Brief:
Pictures stay out of the copy; restate everything else in the material exactly.

[Records excerpted from a collection]
== == ==

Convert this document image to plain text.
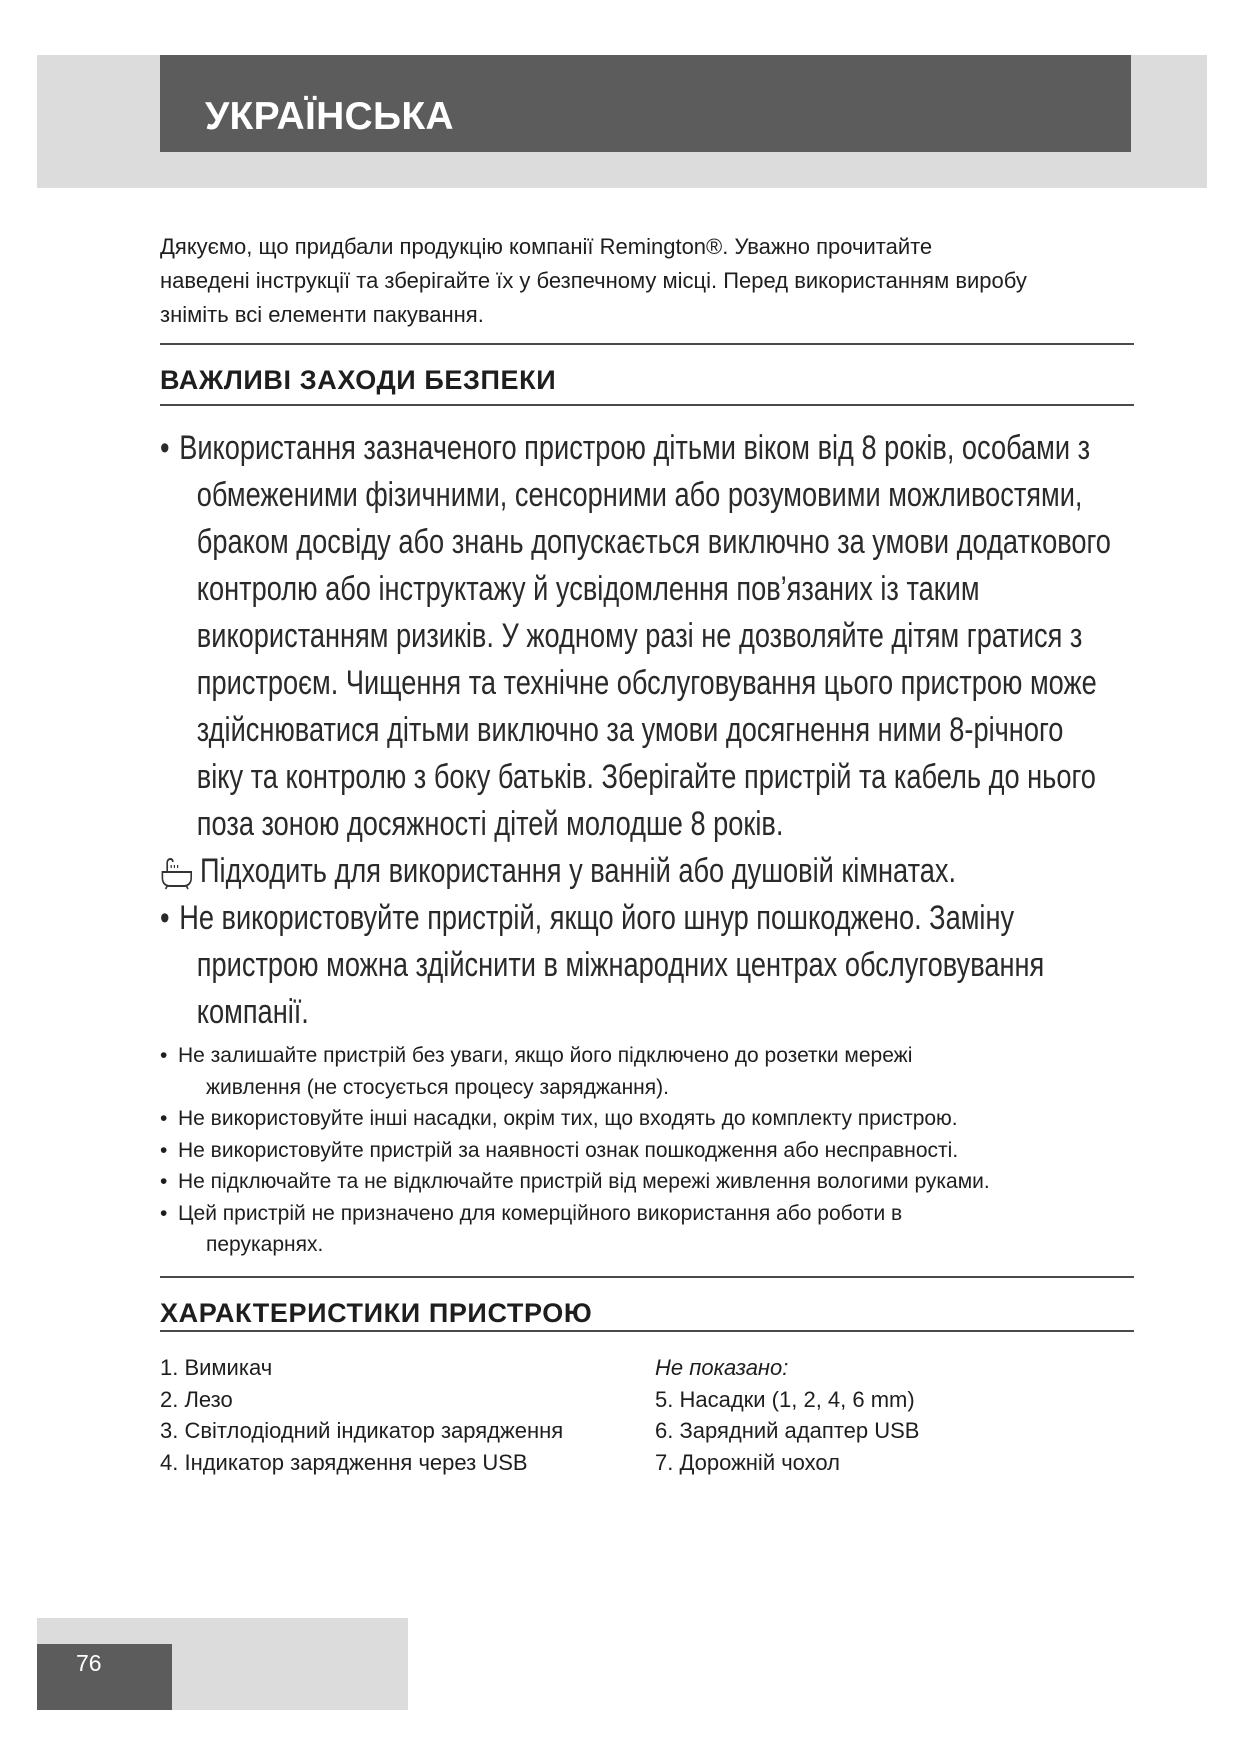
УКРАЇНСЬКА
Дякуємо, що придбали продукцію компанії Remington®. Уважно прочитайте
наведені інструкції та зберігайте їх у безпечному місці. Перед використанням виробу
зніміть всі елементи пакування.
ВАЖЛИВІ ЗАХОДИ БЕЗПЕКИ
• Використання зазначеного пристрою дітьми віком від 8 років, особами з
обмеженими фізичними, сенсорними або розумовими можливостями,
браком досвіду або знань допускається виключно за умови додаткового
контролю або інструктажу й усвідомлення пов’язаних із таким
використанням ризиків. У жодному разі не дозволяйте дітям гратися з
пристроєм. Чищення та технічне обслуговування цього пристрою може
здійснюватися дітьми виключно за умови досягнення ними 8-річного
віку та контролю з боку батьків. Зберігайте пристрій та кабель до нього
поза зоною досяжності дітей молодше 8 років.
Підходить для використання у ванній або душовій кімнатах.
• Не використовуйте пристрій, якщо його шнур пошкоджено. Заміну
пристрою можна здійснити в міжнародних центрах обслуговування
компанії.
• Не залишайте пристрій без уваги, якщо його підключено до розетки мережі
живлення (не стосується процесу заряджання).
• Не використовуйте інші насадки, окрім тих, що входять до комплекту пристрою.
• Не використовуйте пристрій за наявності ознак пошкодження або несправності.
• Не підключайте та не відключайте пристрій від мережі живлення вологими руками.
• Цей пристрій не призначено для комерційного використання або роботи в
перукарнях.
ХАРАКТЕРИСТИКИ ПРИСТРОЮ
1. Вимикач
2. Лезо
3. Світлодіодний індикатор зарядження
4. Індикатор зарядження через USB
Не показано:
5. Насадки (1, 2, 4, 6 mm)
6. Зарядний адаптер USB
7. Дорожній чохол
76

== == ==

The completed task:
Convert this document image to plain text.
УКРАЇНСЬКА
Дякуємо, що придбали продукцію компанії Remington®. Уважно прочитайте
наведені інструкції та зберігайте їх у безпечному місці. Перед використанням виробу
зніміть всі елементи пакування.
ВАЖЛИВІ ЗАХОДИ БЕЗПЕКИ
• Використання зазначеного пристрою дітьми віком від 8 років, особами з
обмеженими фізичними, сенсорними або розумовими можливостями,
браком досвіду або знань допускається виключно за умови додаткового
контролю або інструктажу й усвідомлення пов’язаних із таким
використанням ризиків. У жодному разі не дозволяйте дітям гратися з
пристроєм. Чищення та технічне обслуговування цього пристрою може
здійснюватися дітьми виключно за умови досягнення ними 8-річного
віку та контролю з боку батьків. Зберігайте пристрій та кабель до нього
поза зоною досяжності дітей молодше 8 років.
Підходить для використання у ванній або душовій кімнатах.
• Не використовуйте пристрій, якщо його шнур пошкоджено. Заміну
пристрою можна здійснити в міжнародних центрах обслуговування
компанії.
• Не залишайте пристрій без уваги, якщо його підключено до розетки мережі
живлення (не стосується процесу заряджання).
• Не використовуйте інші насадки, окрім тих, що входять до комплекту пристрою.
• Не використовуйте пристрій за наявності ознак пошкодження або несправності.
• Не підключайте та не відключайте пристрій від мережі живлення вологими руками.
• Цей пристрій не призначено для комерційного використання або роботи в
перукарнях.
ХАРАКТЕРИСТИКИ ПРИСТРОЮ
1. Вимикач
2. Лезо
3. Світлодіодний індикатор зарядження
4. Індикатор зарядження через USB
Не показано:
5. Насадки (1, 2, 4, 6 mm)
6. Зарядний адаптер USB
7. Дорожній чохол
76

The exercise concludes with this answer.